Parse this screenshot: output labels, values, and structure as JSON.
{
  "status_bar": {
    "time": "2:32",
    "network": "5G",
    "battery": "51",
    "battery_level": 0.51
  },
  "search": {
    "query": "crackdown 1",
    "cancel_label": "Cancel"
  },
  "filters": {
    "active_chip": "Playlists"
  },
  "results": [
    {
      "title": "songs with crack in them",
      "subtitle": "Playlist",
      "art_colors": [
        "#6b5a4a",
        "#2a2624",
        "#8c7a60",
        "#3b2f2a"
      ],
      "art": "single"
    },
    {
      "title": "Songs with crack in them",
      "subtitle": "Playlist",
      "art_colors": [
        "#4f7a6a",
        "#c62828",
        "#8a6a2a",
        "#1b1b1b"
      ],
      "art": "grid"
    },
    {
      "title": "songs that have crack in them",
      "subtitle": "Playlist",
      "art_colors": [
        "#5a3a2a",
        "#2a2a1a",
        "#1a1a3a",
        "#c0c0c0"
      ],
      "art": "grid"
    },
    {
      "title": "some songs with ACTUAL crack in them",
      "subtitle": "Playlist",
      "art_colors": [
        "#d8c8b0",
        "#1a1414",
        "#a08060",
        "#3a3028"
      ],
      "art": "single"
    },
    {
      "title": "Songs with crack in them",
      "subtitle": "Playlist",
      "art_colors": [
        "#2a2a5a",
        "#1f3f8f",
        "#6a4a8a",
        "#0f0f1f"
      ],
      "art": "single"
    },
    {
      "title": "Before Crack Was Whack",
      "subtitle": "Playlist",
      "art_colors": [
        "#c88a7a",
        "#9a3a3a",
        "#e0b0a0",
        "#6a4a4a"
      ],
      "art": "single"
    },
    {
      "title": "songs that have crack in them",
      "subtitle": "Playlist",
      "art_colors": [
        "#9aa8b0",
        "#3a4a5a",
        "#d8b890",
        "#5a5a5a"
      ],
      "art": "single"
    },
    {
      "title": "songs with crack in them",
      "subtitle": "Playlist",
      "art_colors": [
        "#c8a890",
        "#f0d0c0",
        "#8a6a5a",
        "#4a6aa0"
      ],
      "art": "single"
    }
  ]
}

****************

Each line of the material must be restated exactly.

SOLUTION BELOW:
Parse this screenshot: output labels, values, and structure as JSON.
{
  "status_bar": {
    "time": "2:32",
    "network": "5G",
    "battery": "51",
    "battery_level": 0.51
  },
  "search": {
    "query": "crackdown 1",
    "cancel_label": "Cancel"
  },
  "filters": {
    "active_chip": "Playlists"
  },
  "results": [
    {
      "title": "songs with crack in them",
      "subtitle": "Playlist",
      "art_colors": [
        "#6b5a4a",
        "#2a2624",
        "#8c7a60",
        "#3b2f2a"
      ],
      "art": "single"
    },
    {
      "title": "Songs with crack in them",
      "subtitle": "Playlist",
      "art_colors": [
        "#4f7a6a",
        "#c62828",
        "#8a6a2a",
        "#1b1b1b"
      ],
      "art": "grid"
    },
    {
      "title": "songs that have crack in them",
      "subtitle": "Playlist",
      "art_colors": [
        "#5a3a2a",
        "#2a2a1a",
        "#1a1a3a",
        "#c0c0c0"
      ],
      "art": "grid"
    },
    {
      "title": "some songs with ACTUAL crack in them",
      "subtitle": "Playlist",
      "art_colors": [
        "#d8c8b0",
        "#1a1414",
        "#a08060",
        "#3a3028"
      ],
      "art": "single"
    },
    {
      "title": "Songs with crack in them",
      "subtitle": "Playlist",
      "art_colors": [
        "#2a2a5a",
        "#1f3f8f",
        "#6a4a8a",
        "#0f0f1f"
      ],
      "art": "single"
    },
    {
      "title": "Before Crack Was Whack",
      "subtitle": "Playlist",
      "art_colors": [
        "#c88a7a",
        "#9a3a3a",
        "#e0b0a0",
        "#6a4a4a"
      ],
      "art": "single"
    },
    {
      "title": "songs that have crack in them",
      "subtitle": "Playlist",
      "art_colors": [
        "#9aa8b0",
        "#3a4a5a",
        "#d8b890",
        "#5a5a5a"
      ],
      "art": "single"
    },
    {
      "title": "songs with crack in them",
      "subtitle": "Playlist",
      "art_colors": [
        "#c8a890",
        "#f0d0c0",
        "#8a6a5a",
        "#4a6aa0"
      ],
      "art": "single"
    }
  ]
}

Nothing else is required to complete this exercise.